**Aim**
Collect every line that includes the string "Output".

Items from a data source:
——————

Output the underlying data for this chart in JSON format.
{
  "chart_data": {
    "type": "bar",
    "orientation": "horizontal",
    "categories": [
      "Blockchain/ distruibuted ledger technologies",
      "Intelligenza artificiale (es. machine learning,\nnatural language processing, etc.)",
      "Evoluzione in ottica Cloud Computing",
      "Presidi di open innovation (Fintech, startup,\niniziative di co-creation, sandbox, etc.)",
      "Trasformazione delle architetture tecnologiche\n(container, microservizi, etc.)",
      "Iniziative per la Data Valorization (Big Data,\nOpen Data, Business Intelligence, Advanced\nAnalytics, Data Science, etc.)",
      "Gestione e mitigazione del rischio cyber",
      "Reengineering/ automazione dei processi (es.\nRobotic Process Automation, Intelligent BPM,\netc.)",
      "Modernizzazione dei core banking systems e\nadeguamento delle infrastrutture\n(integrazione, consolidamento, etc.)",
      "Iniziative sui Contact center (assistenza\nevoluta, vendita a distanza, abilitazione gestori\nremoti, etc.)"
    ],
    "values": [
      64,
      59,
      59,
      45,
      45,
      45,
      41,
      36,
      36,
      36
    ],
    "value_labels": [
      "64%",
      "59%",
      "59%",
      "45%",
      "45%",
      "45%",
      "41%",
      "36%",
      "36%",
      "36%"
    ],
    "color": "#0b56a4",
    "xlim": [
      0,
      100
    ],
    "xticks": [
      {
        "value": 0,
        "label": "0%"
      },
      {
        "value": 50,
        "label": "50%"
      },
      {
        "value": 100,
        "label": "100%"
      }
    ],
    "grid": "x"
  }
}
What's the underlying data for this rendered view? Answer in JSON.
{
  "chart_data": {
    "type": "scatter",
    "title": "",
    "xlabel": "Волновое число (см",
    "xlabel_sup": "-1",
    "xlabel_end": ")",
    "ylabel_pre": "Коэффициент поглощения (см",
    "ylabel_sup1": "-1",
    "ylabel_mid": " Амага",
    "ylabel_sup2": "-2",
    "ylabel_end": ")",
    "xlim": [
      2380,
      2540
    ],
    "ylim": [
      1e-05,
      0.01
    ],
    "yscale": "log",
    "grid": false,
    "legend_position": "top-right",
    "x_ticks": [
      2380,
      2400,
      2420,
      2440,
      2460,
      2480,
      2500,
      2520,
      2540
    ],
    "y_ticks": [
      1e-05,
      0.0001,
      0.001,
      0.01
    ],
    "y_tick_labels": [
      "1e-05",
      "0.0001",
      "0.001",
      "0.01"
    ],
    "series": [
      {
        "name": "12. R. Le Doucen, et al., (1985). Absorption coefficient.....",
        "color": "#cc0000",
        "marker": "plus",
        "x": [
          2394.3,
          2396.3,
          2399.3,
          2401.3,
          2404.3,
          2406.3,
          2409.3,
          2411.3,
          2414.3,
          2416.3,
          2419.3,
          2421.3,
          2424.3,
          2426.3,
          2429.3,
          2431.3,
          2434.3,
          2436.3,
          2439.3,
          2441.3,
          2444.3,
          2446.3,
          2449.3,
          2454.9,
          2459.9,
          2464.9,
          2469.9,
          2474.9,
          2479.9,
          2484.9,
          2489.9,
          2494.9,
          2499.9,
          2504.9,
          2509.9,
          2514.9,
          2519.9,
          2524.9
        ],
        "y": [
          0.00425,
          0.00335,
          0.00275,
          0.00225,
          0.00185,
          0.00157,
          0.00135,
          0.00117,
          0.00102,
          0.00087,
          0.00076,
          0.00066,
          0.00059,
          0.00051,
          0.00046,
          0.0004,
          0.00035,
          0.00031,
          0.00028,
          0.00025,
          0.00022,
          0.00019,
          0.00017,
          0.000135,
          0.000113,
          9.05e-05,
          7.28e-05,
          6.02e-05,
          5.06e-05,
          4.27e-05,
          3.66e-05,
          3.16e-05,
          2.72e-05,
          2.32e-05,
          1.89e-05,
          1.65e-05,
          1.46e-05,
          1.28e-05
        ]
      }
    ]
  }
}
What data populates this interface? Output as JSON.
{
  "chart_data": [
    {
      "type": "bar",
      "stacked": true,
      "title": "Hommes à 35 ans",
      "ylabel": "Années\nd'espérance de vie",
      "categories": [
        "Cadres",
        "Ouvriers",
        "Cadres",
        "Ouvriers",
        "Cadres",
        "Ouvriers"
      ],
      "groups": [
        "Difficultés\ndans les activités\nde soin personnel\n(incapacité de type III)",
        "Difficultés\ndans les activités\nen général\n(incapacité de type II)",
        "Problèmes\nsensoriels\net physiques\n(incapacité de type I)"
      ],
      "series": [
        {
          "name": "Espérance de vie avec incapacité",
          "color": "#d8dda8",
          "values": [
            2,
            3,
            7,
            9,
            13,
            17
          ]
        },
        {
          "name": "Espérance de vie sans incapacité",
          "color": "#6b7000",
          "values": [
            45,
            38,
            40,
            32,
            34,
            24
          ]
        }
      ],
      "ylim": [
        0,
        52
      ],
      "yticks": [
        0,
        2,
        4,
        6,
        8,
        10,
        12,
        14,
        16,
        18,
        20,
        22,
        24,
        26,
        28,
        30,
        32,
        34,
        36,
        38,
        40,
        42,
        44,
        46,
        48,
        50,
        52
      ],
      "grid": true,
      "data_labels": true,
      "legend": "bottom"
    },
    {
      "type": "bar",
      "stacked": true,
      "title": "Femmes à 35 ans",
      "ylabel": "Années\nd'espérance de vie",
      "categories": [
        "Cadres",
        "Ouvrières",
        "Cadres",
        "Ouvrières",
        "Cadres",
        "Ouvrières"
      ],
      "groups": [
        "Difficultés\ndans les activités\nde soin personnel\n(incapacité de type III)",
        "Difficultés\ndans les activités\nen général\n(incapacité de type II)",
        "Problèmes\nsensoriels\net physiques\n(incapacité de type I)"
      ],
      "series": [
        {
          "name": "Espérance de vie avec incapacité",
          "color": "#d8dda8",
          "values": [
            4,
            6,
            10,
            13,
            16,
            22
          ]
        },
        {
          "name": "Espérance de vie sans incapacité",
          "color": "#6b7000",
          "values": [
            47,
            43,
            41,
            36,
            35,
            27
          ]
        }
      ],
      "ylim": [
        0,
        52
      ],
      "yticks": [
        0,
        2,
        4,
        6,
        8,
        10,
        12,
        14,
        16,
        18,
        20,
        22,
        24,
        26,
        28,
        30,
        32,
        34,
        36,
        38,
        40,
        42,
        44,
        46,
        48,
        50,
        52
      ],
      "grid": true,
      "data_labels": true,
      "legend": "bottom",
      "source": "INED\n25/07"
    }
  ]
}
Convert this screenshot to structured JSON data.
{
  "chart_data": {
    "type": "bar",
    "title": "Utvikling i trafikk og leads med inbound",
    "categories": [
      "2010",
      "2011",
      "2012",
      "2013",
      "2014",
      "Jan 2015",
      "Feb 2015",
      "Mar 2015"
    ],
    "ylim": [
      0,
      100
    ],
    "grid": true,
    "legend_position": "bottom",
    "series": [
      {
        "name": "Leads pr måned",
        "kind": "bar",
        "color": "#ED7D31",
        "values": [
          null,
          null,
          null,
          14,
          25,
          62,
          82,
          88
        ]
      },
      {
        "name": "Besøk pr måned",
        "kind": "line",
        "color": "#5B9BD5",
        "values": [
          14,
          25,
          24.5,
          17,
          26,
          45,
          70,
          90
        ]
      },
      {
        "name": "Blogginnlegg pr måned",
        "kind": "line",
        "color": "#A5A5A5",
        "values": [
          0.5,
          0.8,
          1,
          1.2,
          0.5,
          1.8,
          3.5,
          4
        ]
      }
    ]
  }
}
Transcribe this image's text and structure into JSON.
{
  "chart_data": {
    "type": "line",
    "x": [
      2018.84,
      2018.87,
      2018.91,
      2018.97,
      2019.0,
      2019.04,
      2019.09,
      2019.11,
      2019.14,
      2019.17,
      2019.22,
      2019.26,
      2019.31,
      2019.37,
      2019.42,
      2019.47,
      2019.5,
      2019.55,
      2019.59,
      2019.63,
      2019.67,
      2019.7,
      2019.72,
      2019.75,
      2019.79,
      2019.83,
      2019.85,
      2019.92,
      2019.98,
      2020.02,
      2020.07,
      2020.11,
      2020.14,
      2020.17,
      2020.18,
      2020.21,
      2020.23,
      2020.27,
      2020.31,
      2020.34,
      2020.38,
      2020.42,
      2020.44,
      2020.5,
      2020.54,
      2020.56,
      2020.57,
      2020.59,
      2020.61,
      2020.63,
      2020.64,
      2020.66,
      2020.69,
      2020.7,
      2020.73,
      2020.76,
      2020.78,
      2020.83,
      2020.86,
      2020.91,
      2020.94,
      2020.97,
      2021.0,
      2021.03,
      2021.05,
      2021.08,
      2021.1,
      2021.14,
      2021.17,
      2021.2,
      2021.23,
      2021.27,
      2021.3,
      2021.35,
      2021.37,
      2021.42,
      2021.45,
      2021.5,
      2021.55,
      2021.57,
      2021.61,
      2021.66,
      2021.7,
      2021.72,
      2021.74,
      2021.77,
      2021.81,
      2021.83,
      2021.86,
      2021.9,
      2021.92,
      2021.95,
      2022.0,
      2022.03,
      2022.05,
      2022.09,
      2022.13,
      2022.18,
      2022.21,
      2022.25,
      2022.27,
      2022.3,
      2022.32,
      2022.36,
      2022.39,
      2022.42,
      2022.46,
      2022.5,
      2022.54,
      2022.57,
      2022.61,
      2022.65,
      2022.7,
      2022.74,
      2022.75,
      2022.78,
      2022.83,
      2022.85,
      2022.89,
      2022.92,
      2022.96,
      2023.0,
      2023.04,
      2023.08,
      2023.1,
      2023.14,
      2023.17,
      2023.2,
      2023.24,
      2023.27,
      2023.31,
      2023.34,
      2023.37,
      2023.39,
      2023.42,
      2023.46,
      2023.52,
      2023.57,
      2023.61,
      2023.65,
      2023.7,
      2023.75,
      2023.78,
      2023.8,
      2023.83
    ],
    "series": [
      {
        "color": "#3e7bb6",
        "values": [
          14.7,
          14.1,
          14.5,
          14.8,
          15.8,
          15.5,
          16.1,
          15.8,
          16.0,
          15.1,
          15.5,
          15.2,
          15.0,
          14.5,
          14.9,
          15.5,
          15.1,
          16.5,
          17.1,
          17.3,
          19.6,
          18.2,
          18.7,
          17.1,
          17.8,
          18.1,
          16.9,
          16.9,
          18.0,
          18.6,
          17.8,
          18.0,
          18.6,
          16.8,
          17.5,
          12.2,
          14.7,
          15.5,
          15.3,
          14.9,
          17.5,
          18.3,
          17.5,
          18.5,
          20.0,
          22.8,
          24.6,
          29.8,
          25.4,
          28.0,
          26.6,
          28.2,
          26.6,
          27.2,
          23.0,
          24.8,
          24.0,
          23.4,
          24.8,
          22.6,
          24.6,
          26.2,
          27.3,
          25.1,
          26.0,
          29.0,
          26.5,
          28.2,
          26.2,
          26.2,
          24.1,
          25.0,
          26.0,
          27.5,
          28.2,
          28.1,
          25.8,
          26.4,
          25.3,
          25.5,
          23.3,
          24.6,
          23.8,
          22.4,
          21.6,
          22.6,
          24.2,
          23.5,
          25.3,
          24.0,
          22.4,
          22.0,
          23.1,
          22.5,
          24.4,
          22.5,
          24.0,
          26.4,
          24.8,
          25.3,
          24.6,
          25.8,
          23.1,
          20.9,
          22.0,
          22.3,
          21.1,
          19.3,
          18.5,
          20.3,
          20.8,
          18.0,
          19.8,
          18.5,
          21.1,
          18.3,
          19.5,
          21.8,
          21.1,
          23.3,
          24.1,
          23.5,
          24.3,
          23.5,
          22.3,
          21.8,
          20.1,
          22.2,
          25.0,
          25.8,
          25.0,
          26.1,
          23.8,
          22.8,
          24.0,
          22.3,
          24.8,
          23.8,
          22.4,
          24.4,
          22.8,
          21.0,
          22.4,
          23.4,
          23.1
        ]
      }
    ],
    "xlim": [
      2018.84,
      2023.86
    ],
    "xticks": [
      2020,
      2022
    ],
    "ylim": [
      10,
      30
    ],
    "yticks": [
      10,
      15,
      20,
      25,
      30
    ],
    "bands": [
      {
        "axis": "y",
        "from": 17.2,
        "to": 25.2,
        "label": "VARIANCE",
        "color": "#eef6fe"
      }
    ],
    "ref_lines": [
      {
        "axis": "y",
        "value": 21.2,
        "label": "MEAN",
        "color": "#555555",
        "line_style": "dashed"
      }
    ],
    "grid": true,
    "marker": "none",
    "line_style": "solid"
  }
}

——————

**Task answer**
Output the underlying data for this chart in JSON format.
What data populates this interface? Output as JSON.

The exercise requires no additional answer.